EXERCISE AIM: Show each line of the data below that contains the string "footer".

DATA TO PROCESS:
┄┄┄┄┄┄┄┄┄┄┄┄┄┄┄┄┄┄┄┄
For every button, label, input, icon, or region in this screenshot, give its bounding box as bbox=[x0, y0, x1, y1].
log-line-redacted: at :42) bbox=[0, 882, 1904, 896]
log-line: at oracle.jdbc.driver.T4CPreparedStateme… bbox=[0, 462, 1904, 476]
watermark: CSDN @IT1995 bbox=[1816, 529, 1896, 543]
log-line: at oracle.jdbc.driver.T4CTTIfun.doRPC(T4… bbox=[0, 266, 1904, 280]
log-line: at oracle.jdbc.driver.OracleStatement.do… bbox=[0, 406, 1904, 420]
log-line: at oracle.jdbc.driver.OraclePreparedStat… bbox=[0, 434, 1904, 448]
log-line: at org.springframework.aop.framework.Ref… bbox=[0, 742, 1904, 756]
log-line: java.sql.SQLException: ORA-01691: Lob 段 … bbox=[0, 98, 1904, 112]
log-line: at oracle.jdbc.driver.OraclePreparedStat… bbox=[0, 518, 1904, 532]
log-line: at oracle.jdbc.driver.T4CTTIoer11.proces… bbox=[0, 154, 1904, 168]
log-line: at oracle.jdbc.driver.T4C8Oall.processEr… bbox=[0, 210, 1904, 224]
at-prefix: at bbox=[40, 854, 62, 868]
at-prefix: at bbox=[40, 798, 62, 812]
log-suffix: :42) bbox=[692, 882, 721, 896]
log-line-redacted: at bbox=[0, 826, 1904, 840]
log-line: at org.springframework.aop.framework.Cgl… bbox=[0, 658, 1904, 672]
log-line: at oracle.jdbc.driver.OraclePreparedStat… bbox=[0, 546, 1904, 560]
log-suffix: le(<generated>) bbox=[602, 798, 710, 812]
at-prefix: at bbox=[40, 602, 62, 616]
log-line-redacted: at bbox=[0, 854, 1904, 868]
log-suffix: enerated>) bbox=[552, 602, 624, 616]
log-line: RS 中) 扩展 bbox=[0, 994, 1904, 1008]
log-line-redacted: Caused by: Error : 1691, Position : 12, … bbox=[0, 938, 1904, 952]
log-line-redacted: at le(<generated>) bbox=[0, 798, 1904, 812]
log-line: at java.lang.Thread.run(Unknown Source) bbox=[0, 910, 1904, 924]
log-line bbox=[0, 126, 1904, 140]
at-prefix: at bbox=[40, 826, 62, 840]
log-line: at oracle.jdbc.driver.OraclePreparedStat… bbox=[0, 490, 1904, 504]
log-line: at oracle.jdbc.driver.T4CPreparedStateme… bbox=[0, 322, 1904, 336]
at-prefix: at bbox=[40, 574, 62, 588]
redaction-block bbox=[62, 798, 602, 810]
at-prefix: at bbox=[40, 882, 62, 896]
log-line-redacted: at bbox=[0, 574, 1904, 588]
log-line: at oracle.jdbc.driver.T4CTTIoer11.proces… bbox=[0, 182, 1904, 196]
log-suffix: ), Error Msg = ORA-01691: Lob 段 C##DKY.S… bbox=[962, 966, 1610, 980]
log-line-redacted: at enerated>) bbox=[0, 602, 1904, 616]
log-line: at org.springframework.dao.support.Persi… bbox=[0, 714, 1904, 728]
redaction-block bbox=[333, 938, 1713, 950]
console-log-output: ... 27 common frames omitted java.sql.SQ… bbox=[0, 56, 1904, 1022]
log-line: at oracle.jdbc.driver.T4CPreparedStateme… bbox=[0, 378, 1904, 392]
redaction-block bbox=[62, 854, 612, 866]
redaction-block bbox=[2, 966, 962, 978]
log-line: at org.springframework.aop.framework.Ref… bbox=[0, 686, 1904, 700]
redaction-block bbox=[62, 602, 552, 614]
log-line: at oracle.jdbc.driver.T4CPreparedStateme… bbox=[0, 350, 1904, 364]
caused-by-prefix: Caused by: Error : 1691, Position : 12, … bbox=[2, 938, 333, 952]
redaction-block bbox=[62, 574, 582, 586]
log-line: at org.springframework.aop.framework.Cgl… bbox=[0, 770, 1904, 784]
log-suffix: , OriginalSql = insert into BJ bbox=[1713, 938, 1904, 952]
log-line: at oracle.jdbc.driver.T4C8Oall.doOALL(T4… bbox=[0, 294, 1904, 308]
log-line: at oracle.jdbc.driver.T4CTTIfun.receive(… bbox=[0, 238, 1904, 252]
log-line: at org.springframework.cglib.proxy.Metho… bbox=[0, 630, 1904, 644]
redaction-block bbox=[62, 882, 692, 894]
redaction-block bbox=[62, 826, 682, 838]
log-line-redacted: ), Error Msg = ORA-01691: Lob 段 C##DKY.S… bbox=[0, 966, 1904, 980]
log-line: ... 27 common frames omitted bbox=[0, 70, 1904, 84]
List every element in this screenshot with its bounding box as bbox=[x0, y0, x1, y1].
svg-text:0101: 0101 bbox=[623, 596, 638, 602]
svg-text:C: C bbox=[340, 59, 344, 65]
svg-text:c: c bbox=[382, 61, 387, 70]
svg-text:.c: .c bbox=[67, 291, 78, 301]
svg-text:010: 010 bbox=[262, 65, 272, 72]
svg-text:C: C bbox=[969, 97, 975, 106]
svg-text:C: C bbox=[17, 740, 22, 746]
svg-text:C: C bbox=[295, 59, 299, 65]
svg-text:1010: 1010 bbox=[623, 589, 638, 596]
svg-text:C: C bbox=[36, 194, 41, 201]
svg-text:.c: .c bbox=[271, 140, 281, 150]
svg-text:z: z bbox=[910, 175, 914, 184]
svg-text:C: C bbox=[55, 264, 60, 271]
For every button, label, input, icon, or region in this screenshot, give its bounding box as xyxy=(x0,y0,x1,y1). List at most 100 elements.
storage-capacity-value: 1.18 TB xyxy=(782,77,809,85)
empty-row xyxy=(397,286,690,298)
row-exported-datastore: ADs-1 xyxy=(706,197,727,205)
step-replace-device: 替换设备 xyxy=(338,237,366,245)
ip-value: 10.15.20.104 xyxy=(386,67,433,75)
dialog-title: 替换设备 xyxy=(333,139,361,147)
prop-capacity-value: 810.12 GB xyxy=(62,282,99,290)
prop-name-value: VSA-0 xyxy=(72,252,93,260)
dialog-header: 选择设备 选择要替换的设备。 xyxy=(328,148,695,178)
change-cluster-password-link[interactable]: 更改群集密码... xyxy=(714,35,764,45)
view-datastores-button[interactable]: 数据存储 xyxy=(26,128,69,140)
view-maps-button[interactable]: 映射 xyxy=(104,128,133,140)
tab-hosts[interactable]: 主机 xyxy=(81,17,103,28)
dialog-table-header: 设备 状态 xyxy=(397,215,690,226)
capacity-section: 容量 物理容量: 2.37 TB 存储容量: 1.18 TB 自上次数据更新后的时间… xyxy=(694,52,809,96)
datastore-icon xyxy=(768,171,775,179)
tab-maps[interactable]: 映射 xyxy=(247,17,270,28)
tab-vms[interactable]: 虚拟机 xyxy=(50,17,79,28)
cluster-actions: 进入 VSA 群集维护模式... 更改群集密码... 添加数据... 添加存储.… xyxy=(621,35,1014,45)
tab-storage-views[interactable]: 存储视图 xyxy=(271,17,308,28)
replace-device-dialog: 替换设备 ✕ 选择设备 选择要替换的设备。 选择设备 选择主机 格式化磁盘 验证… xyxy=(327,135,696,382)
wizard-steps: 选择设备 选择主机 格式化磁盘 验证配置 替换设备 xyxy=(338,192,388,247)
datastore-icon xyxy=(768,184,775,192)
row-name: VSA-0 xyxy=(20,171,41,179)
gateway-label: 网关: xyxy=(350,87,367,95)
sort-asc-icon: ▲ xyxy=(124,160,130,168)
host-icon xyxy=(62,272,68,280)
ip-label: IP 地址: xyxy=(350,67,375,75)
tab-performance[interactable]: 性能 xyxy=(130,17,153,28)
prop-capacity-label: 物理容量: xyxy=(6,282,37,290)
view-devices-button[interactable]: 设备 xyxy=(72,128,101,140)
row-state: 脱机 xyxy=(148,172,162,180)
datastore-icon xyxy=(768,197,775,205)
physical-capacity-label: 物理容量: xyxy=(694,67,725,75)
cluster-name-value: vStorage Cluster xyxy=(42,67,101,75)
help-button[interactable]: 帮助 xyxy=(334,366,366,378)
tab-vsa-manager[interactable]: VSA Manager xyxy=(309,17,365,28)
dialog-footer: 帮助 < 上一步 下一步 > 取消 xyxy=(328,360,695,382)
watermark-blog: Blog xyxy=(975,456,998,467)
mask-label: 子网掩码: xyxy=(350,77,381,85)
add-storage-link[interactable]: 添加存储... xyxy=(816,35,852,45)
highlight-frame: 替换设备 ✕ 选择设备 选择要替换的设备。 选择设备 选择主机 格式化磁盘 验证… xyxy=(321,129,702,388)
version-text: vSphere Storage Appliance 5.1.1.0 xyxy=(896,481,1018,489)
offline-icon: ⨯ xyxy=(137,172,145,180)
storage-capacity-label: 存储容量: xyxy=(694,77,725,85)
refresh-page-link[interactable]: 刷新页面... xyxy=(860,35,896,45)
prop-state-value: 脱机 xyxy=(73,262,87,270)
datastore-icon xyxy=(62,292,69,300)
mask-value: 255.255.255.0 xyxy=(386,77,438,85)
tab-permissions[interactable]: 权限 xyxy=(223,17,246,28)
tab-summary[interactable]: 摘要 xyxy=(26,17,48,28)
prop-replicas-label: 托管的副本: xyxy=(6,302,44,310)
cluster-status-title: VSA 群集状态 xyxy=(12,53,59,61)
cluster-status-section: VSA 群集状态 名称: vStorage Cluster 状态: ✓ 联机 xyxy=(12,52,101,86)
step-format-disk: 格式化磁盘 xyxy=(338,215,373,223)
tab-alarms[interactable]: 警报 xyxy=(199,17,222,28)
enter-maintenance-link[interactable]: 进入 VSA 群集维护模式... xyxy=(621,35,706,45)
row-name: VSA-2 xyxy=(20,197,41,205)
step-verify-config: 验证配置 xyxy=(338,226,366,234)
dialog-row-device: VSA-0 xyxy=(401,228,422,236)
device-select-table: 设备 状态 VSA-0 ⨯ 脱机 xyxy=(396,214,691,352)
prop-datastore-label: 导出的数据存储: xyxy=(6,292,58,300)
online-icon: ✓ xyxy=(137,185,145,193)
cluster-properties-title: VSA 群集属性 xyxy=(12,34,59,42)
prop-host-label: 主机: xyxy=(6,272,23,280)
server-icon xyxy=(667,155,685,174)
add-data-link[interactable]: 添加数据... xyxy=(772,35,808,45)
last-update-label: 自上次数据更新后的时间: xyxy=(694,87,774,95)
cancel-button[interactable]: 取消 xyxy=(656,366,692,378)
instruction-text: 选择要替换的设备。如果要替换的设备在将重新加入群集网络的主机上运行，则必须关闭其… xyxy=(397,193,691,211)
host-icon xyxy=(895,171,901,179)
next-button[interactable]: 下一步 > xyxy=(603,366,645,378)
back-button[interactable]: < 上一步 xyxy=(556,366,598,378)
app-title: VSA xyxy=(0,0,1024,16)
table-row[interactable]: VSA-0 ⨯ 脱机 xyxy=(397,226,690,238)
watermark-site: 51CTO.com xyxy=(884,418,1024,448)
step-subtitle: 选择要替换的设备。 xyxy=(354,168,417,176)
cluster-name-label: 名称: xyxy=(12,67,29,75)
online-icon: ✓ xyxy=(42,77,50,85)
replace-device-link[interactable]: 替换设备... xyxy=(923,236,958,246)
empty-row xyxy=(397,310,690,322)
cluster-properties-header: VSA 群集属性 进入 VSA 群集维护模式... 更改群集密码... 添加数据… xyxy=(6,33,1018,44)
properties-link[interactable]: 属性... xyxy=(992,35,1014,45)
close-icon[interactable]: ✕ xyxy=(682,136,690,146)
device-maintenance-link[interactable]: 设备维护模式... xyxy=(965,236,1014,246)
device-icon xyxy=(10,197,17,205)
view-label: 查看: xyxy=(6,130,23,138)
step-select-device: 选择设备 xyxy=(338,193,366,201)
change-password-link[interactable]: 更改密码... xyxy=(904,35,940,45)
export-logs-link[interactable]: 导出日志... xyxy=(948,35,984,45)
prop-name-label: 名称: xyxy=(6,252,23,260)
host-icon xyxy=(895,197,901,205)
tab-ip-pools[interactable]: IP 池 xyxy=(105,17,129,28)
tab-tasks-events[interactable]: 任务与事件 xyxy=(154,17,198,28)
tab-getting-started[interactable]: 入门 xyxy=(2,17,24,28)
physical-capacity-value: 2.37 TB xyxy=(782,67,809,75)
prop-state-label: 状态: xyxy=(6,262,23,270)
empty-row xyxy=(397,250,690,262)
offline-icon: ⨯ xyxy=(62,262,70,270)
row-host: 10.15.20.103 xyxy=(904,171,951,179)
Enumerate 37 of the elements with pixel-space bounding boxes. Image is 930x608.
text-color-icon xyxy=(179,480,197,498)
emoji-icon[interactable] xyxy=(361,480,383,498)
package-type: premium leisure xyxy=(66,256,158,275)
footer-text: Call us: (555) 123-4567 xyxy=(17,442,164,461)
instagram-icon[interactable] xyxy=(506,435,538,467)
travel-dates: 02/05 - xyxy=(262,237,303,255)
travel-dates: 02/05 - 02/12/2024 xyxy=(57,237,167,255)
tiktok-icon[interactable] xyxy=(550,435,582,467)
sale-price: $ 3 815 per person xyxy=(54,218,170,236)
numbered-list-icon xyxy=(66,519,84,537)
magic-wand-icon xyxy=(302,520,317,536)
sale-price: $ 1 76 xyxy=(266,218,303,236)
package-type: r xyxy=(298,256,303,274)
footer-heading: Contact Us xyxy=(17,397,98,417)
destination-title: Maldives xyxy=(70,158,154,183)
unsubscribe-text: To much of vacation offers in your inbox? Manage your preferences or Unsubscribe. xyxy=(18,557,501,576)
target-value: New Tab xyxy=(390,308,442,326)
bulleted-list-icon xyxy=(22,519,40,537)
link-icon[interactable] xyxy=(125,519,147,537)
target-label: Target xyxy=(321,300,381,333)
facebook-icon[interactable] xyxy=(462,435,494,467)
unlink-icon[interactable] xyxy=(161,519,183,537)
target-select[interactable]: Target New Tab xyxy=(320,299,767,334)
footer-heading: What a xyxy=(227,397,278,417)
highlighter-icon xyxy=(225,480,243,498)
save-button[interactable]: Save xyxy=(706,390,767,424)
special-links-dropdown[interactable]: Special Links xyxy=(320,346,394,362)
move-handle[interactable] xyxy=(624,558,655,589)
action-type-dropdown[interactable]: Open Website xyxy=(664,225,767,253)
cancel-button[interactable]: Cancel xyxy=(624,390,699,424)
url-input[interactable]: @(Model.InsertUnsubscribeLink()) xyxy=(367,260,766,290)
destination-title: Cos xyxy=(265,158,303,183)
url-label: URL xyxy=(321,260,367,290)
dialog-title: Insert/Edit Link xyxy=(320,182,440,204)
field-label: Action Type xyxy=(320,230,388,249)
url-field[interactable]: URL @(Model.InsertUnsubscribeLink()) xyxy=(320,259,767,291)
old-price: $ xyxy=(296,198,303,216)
┄┄┄┄┄┄┄┄┄┄┄┄┄┄┄┄┄┄┄┄
TASK OUTPUT:
dialog-footer: 帮助 < 上一步 下一步 > 取消 xyxy=(328,360,695,382)
footer-text: Call us: (555) 123-4567 xyxy=(17,442,164,461)
footer-heading: Contact Us xyxy=(17,397,98,417)
footer-heading: What a xyxy=(227,397,278,417)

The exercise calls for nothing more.